Write out the records below word for word, please.
------ SUPPLIED MATERIAL ------
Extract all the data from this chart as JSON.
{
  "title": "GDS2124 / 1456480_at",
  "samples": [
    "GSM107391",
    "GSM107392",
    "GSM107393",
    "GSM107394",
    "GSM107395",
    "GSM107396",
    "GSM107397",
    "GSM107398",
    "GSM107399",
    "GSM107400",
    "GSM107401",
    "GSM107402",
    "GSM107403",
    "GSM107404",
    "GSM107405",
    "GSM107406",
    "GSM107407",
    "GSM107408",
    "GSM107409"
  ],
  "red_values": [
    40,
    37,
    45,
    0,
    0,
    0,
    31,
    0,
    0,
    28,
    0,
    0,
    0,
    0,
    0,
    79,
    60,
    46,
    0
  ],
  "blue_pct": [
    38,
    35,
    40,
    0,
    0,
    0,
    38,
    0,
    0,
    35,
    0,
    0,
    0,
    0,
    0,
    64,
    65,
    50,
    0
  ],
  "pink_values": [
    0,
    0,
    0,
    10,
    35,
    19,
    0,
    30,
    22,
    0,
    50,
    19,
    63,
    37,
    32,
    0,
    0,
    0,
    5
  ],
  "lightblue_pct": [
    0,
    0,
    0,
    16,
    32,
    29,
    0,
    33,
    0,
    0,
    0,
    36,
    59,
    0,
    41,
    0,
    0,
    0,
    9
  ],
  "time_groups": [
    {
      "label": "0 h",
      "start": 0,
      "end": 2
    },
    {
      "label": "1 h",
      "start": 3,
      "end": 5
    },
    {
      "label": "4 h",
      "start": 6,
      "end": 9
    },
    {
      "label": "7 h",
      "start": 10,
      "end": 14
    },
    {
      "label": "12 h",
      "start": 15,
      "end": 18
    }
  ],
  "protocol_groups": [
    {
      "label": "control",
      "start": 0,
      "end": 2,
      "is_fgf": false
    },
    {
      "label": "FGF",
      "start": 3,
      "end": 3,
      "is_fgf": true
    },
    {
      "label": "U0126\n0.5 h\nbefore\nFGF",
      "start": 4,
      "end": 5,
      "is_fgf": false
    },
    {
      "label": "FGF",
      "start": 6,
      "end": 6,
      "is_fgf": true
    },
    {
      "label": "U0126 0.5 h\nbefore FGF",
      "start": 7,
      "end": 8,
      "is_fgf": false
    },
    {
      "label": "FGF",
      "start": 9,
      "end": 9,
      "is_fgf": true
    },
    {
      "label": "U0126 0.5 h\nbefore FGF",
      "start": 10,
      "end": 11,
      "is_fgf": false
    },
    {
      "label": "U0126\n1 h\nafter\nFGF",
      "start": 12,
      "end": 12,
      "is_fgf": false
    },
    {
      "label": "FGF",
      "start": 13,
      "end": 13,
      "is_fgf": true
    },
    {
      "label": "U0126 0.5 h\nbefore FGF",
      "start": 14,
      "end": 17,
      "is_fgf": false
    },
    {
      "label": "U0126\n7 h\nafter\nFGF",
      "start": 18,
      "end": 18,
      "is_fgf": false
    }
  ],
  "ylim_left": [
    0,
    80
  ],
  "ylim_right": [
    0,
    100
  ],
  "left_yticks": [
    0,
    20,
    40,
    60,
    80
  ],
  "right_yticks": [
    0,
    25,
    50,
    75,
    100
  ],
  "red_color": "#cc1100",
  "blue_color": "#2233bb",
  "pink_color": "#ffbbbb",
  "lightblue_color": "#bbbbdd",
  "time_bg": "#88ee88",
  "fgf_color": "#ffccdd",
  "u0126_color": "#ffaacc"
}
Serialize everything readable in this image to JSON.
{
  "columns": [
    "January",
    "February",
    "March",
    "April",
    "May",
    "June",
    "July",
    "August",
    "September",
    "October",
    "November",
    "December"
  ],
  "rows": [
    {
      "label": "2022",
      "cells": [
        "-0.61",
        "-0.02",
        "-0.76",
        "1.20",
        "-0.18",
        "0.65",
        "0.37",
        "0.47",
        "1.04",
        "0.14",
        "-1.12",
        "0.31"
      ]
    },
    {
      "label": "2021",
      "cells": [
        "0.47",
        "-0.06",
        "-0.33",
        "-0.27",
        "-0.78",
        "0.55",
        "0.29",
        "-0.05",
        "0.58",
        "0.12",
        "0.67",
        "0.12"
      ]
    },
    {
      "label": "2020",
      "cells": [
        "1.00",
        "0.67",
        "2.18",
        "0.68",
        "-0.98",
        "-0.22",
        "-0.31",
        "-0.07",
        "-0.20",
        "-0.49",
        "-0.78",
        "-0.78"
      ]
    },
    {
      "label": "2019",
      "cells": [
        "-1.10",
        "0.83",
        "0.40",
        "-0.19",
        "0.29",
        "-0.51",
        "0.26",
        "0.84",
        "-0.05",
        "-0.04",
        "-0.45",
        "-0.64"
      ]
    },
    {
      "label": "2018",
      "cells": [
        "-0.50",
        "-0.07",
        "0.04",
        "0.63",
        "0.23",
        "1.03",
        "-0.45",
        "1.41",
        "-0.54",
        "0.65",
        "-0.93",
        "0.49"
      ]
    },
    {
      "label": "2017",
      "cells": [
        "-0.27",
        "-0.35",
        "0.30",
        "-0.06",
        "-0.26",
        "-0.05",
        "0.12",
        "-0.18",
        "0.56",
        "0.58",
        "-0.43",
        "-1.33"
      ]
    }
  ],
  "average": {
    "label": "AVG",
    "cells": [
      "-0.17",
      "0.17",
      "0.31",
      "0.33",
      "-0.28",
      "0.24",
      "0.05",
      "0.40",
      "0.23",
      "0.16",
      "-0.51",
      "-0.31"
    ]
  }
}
------
**EXPECTED ANSWER:**
Extract all the data from this chart as JSON.
{
  "title": "GDS2124 / 1456480_at",
  "samples": [
    "GSM107391",
    "GSM107392",
    "GSM107393",
    "GSM107394",
    "GSM107395",
    "GSM107396",
    "GSM107397",
    "GSM107398",
    "GSM107399",
    "GSM107400",
    "GSM107401",
    "GSM107402",
    "GSM107403",
    "GSM107404",
    "GSM107405",
    "GSM107406",
    "GSM107407",
    "GSM107408",
    "GSM107409"
  ],
  "red_values": [
    40,
    37,
    45,
    0,
    0,
    0,
    31,
    0,
    0,
    28,
    0,
    0,
    0,
    0,
    0,
    79,
    60,
    46,
    0
  ],
  "blue_pct": [
    38,
    35,
    40,
    0,
    0,
    0,
    38,
    0,
    0,
    35,
    0,
    0,
    0,
    0,
    0,
    64,
    65,
    50,
    0
  ],
  "pink_values": [
    0,
    0,
    0,
    10,
    35,
    19,
    0,
    30,
    22,
    0,
    50,
    19,
    63,
    37,
    32,
    0,
    0,
    0,
    5
  ],
  "lightblue_pct": [
    0,
    0,
    0,
    16,
    32,
    29,
    0,
    33,
    0,
    0,
    0,
    36,
    59,
    0,
    41,
    0,
    0,
    0,
    9
  ],
  "time_groups": [
    {
      "label": "0 h",
      "start": 0,
      "end": 2
    },
    {
      "label": "1 h",
      "start": 3,
      "end": 5
    },
    {
      "label": "4 h",
      "start": 6,
      "end": 9
    },
    {
      "label": "7 h",
      "start": 10,
      "end": 14
    },
    {
      "label": "12 h",
      "start": 15,
      "end": 18
    }
  ],
  "protocol_groups": [
    {
      "label": "control",
      "start": 0,
      "end": 2,
      "is_fgf": false
    },
    {
      "label": "FGF",
      "start": 3,
      "end": 3,
      "is_fgf": true
    },
    {
      "label": "U0126\n0.5 h\nbefore\nFGF",
      "start": 4,
      "end": 5,
      "is_fgf": false
    },
    {
      "label": "FGF",
      "start": 6,
      "end": 6,
      "is_fgf": true
    },
    {
      "label": "U0126 0.5 h\nbefore FGF",
      "start": 7,
      "end": 8,
      "is_fgf": false
    },
    {
      "label": "FGF",
      "start": 9,
      "end": 9,
      "is_fgf": true
    },
    {
      "label": "U0126 0.5 h\nbefore FGF",
      "start": 10,
      "end": 11,
      "is_fgf": false
    },
    {
      "label": "U0126\n1 h\nafter\nFGF",
      "start": 12,
      "end": 12,
      "is_fgf": false
    },
    {
      "label": "FGF",
      "start": 13,
      "end": 13,
      "is_fgf": true
    },
    {
      "label": "U0126 0.5 h\nbefore FGF",
      "start": 14,
      "end": 17,
      "is_fgf": false
    },
    {
      "label": "U0126\n7 h\nafter\nFGF",
      "start": 18,
      "end": 18,
      "is_fgf": false
    }
  ],
  "ylim_left": [
    0,
    80
  ],
  "ylim_right": [
    0,
    100
  ],
  "left_yticks": [
    0,
    20,
    40,
    60,
    80
  ],
  "right_yticks": [
    0,
    25,
    50,
    75,
    100
  ],
  "red_color": "#cc1100",
  "blue_color": "#2233bb",
  "pink_color": "#ffbbbb",
  "lightblue_color": "#bbbbdd",
  "time_bg": "#88ee88",
  "fgf_color": "#ffccdd",
  "u0126_color": "#ffaacc"
}
Serialize everything readable in this image to JSON.
{
  "columns": [
    "January",
    "February",
    "March",
    "April",
    "May",
    "June",
    "July",
    "August",
    "September",
    "October",
    "November",
    "December"
  ],
  "rows": [
    {
      "label": "2022",
      "cells": [
        "-0.61",
        "-0.02",
        "-0.76",
        "1.20",
        "-0.18",
        "0.65",
        "0.37",
        "0.47",
        "1.04",
        "0.14",
        "-1.12",
        "0.31"
      ]
    },
    {
      "label": "2021",
      "cells": [
        "0.47",
        "-0.06",
        "-0.33",
        "-0.27",
        "-0.78",
        "0.55",
        "0.29",
        "-0.05",
        "0.58",
        "0.12",
        "0.67",
        "0.12"
      ]
    },
    {
      "label": "2020",
      "cells": [
        "1.00",
        "0.67",
        "2.18",
        "0.68",
        "-0.98",
        "-0.22",
        "-0.31",
        "-0.07",
        "-0.20",
        "-0.49",
        "-0.78",
        "-0.78"
      ]
    },
    {
      "label": "2019",
      "cells": [
        "-1.10",
        "0.83",
        "0.40",
        "-0.19",
        "0.29",
        "-0.51",
        "0.26",
        "0.84",
        "-0.05",
        "-0.04",
        "-0.45",
        "-0.64"
      ]
    },
    {
      "label": "2018",
      "cells": [
        "-0.50",
        "-0.07",
        "0.04",
        "0.63",
        "0.23",
        "1.03",
        "-0.45",
        "1.41",
        "-0.54",
        "0.65",
        "-0.93",
        "0.49"
      ]
    },
    {
      "label": "2017",
      "cells": [
        "-0.27",
        "-0.35",
        "0.30",
        "-0.06",
        "-0.26",
        "-0.05",
        "0.12",
        "-0.18",
        "0.56",
        "0.58",
        "-0.43",
        "-1.33"
      ]
    }
  ],
  "average": {
    "label": "AVG",
    "cells": [
      "-0.17",
      "0.17",
      "0.31",
      "0.33",
      "-0.28",
      "0.24",
      "0.05",
      "0.40",
      "0.23",
      "0.16",
      "-0.51",
      "-0.31"
    ]
  }
}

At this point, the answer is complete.